[RECORDS FOR THIS TASK]
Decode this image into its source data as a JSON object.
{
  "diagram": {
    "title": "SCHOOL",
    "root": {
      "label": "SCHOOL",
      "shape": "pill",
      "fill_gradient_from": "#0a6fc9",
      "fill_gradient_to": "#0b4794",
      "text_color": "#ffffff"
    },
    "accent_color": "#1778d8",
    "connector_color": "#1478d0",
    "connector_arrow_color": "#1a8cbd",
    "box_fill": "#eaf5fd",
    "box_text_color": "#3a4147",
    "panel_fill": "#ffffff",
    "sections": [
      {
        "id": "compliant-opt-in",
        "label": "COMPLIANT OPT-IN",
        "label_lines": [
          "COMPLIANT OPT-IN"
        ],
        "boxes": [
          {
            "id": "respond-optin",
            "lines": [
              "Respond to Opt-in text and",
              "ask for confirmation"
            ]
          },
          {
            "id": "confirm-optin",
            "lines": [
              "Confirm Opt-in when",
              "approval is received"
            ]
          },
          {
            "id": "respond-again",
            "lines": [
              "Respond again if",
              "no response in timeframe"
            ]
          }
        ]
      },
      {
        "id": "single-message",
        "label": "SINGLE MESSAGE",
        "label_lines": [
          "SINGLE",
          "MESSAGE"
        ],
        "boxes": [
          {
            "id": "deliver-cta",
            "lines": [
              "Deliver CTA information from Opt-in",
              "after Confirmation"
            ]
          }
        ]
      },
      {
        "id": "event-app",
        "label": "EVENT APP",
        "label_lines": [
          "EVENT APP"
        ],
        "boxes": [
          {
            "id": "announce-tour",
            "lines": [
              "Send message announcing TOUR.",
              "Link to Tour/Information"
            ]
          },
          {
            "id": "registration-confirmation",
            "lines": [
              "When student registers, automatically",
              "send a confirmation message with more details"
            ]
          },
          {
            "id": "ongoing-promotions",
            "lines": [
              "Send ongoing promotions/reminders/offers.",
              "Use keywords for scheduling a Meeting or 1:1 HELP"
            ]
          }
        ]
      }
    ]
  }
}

[TASK OBJECTIVE] Look for the word "promotions" and return every line where it occurs.

[WORKED ANSWER]
            "id": "ongoing-promotions",
              "Send ongoing promotions/reminders/offers.",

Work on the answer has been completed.